-------- Data supplied --------

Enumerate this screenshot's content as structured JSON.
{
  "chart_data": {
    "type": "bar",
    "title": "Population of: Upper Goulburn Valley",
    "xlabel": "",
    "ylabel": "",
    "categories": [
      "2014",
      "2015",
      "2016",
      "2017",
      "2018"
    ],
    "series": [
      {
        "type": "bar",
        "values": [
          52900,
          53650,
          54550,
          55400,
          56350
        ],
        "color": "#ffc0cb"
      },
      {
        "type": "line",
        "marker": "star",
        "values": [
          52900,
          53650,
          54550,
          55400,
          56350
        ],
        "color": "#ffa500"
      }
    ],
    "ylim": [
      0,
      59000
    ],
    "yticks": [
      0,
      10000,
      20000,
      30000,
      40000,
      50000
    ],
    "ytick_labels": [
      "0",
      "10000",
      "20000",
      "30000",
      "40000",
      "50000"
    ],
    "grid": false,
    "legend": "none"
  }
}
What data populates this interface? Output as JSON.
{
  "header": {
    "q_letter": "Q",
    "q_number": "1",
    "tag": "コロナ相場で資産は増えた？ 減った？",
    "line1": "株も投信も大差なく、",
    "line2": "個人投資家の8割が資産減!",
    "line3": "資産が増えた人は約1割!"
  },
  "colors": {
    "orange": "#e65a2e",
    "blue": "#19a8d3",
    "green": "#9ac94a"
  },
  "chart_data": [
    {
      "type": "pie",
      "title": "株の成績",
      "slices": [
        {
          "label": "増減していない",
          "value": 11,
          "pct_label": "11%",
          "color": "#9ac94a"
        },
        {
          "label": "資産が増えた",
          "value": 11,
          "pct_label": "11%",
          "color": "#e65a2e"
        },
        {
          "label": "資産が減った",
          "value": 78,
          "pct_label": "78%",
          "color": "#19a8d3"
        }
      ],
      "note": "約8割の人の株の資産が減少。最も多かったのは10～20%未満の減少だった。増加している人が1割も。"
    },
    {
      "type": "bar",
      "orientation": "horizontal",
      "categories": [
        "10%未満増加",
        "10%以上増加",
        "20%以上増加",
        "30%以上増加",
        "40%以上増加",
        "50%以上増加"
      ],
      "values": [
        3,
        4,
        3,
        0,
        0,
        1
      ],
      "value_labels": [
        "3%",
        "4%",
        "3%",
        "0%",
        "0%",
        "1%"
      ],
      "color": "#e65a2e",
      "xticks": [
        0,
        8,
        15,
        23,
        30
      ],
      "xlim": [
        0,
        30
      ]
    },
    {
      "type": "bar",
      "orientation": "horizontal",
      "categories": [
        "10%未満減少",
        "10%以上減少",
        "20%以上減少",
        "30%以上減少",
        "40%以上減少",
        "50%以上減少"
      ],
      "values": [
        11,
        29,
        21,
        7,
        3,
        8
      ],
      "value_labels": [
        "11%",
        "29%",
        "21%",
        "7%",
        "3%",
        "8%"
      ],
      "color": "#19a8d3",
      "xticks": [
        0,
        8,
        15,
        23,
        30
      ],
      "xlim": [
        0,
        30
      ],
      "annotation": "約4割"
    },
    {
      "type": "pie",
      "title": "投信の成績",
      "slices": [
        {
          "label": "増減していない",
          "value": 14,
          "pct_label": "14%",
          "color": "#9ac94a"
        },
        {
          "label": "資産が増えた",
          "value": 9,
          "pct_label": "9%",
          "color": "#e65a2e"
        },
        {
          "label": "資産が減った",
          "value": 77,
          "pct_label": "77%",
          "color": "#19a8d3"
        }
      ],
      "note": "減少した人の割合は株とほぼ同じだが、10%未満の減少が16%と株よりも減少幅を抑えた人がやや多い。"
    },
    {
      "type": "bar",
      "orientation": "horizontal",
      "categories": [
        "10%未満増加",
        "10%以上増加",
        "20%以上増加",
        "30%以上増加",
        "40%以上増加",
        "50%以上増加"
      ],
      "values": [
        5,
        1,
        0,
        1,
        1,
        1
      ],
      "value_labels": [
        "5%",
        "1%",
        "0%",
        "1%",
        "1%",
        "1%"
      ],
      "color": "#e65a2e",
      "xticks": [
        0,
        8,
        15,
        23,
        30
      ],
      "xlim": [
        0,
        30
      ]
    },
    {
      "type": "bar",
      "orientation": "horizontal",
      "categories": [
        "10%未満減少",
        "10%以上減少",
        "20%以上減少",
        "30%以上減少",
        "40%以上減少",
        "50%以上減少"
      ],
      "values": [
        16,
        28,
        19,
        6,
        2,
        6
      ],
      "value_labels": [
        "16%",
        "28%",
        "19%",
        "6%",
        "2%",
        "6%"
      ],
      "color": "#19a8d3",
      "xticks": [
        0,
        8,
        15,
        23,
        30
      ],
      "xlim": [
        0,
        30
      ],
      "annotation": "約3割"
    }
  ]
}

--------

== What is required ==
Go through the records above, find every line with the word "JSON", and list those lines.

== Final result ==
Enumerate this screenshot's content as structured JSON.
What data populates this interface? Output as JSON.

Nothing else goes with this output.